▶
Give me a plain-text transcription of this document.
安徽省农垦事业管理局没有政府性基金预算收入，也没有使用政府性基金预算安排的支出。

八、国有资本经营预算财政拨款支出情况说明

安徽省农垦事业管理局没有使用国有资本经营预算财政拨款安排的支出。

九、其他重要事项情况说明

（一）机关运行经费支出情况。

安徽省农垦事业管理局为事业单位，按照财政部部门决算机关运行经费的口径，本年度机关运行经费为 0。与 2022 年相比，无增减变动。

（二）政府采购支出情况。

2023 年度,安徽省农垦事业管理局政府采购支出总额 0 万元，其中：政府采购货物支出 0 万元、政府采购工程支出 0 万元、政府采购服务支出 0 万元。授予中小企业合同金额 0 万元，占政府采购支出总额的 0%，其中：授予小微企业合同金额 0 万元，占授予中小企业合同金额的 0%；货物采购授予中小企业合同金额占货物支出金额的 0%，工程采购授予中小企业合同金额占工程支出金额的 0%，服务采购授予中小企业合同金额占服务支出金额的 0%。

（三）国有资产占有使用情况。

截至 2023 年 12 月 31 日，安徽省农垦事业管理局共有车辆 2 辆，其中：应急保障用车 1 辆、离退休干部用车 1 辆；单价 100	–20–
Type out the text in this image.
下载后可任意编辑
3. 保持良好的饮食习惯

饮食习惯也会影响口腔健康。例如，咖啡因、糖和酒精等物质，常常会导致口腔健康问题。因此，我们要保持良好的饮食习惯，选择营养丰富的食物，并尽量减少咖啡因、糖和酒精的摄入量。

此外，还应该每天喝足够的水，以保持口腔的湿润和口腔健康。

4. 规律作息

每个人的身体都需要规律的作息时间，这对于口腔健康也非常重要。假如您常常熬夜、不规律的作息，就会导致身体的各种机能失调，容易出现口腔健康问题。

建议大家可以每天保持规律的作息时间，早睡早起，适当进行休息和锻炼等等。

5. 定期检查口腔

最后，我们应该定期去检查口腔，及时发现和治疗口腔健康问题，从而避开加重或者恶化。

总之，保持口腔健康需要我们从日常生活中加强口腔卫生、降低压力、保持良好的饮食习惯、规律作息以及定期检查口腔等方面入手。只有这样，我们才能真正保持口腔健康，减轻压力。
◀
Starting from the line with "Type out the text in this image." and ending with the final line of the data, quote every line exactly, both ends included.

Type out the text in this image.
下载后可任意编辑
3. 保持良好的饮食习惯

饮食习惯也会影响口腔健康。例如，咖啡因、糖和酒精等物质，常常会导致口腔健康问题。因此，我们要保持良好的饮食习惯，选择营养丰富的食物，并尽量减少咖啡因、糖和酒精的摄入量。

此外，还应该每天喝足够的水，以保持口腔的湿润和口腔健康。

4. 规律作息

每个人的身体都需要规律的作息时间，这对于口腔健康也非常重要。假如您常常熬夜、不规律的作息，就会导致身体的各种机能失调，容易出现口腔健康问题。

建议大家可以每天保持规律的作息时间，早睡早起，适当进行休息和锻炼等等。

5. 定期检查口腔

最后，我们应该定期去检查口腔，及时发现和治疗口腔健康问题，从而避开加重或者恶化。

总之，保持口腔健康需要我们从日常生活中加强口腔卫生、降低压力、保持良好的饮食习惯、规律作息以及定期检查口腔等方面入手。只有这样，我们才能真正保持口腔健康，减轻压力。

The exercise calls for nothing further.